Verbatim output of all the material below is required.

Figure data in JSON
********************
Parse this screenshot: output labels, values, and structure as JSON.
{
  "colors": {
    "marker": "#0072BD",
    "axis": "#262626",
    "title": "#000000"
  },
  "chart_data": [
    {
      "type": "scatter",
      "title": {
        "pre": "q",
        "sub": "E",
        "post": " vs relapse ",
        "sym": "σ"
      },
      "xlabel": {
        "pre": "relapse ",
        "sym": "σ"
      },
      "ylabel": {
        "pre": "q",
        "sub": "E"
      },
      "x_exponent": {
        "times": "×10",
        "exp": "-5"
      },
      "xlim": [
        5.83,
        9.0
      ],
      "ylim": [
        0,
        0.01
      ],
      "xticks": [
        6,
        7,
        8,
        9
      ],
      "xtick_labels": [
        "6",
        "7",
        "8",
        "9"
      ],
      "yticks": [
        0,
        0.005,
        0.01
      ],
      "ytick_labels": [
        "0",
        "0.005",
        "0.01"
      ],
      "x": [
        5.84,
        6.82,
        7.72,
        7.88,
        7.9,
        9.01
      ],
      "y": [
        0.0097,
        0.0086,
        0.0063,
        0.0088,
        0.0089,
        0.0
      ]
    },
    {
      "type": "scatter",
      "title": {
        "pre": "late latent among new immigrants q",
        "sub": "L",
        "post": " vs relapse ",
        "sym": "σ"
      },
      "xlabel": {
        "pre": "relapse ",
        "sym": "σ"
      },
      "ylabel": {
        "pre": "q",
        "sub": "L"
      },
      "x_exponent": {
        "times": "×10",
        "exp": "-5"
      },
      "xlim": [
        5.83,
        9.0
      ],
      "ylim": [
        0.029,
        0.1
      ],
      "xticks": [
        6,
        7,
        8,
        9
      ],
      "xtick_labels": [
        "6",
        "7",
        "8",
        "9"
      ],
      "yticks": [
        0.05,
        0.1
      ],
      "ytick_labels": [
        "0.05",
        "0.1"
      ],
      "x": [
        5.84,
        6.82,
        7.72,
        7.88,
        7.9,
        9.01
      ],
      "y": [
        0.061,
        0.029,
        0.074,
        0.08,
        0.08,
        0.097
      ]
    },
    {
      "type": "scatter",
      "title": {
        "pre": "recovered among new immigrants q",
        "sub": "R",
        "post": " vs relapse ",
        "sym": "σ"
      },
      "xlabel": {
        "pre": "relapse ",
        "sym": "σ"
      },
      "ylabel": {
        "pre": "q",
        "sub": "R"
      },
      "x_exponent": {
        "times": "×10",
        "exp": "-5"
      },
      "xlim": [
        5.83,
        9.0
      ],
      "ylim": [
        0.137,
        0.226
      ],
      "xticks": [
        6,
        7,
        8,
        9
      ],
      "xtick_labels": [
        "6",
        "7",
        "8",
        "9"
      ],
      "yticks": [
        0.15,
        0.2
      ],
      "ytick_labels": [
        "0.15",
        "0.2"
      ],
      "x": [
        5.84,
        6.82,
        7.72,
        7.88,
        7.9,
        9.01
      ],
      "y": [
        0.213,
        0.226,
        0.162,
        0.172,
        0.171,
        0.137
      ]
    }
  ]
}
********************
Task response:
Parse this screenshot: output labels, values, and structure as JSON.
{
  "colors": {
    "marker": "#0072BD",
    "axis": "#262626",
    "title": "#000000"
  },
  "chart_data": [
    {
      "type": "scatter",
      "title": {
        "pre": "q",
        "sub": "E",
        "post": " vs relapse ",
        "sym": "σ"
      },
      "xlabel": {
        "pre": "relapse ",
        "sym": "σ"
      },
      "ylabel": {
        "pre": "q",
        "sub": "E"
      },
      "x_exponent": {
        "times": "×10",
        "exp": "-5"
      },
      "xlim": [
        5.83,
        9.0
      ],
      "ylim": [
        0,
        0.01
      ],
      "xticks": [
        6,
        7,
        8,
        9
      ],
      "xtick_labels": [
        "6",
        "7",
        "8",
        "9"
      ],
      "yticks": [
        0,
        0.005,
        0.01
      ],
      "ytick_labels": [
        "0",
        "0.005",
        "0.01"
      ],
      "x": [
        5.84,
        6.82,
        7.72,
        7.88,
        7.9,
        9.01
      ],
      "y": [
        0.0097,
        0.0086,
        0.0063,
        0.0088,
        0.0089,
        0.0
      ]
    },
    {
      "type": "scatter",
      "title": {
        "pre": "late latent among new immigrants q",
        "sub": "L",
        "post": " vs relapse ",
        "sym": "σ"
      },
      "xlabel": {
        "pre": "relapse ",
        "sym": "σ"
      },
      "ylabel": {
        "pre": "q",
        "sub": "L"
      },
      "x_exponent": {
        "times": "×10",
        "exp": "-5"
      },
      "xlim": [
        5.83,
        9.0
      ],
      "ylim": [
        0.029,
        0.1
      ],
      "xticks": [
        6,
        7,
        8,
        9
      ],
      "xtick_labels": [
        "6",
        "7",
        "8",
        "9"
      ],
      "yticks": [
        0.05,
        0.1
      ],
      "ytick_labels": [
        "0.05",
        "0.1"
      ],
      "x": [
        5.84,
        6.82,
        7.72,
        7.88,
        7.9,
        9.01
      ],
      "y": [
        0.061,
        0.029,
        0.074,
        0.08,
        0.08,
        0.097
      ]
    },
    {
      "type": "scatter",
      "title": {
        "pre": "recovered among new immigrants q",
        "sub": "R",
        "post": " vs relapse ",
        "sym": "σ"
      },
      "xlabel": {
        "pre": "relapse ",
        "sym": "σ"
      },
      "ylabel": {
        "pre": "q",
        "sub": "R"
      },
      "x_exponent": {
        "times": "×10",
        "exp": "-5"
      },
      "xlim": [
        5.83,
        9.0
      ],
      "ylim": [
        0.137,
        0.226
      ],
      "xticks": [
        6,
        7,
        8,
        9
      ],
      "xtick_labels": [
        "6",
        "7",
        "8",
        "9"
      ],
      "yticks": [
        0.15,
        0.2
      ],
      "ytick_labels": [
        "0.15",
        "0.2"
      ],
      "x": [
        5.84,
        6.82,
        7.72,
        7.88,
        7.9,
        9.01
      ],
      "y": [
        0.213,
        0.226,
        0.162,
        0.172,
        0.171,
        0.137
      ]
    }
  ]
}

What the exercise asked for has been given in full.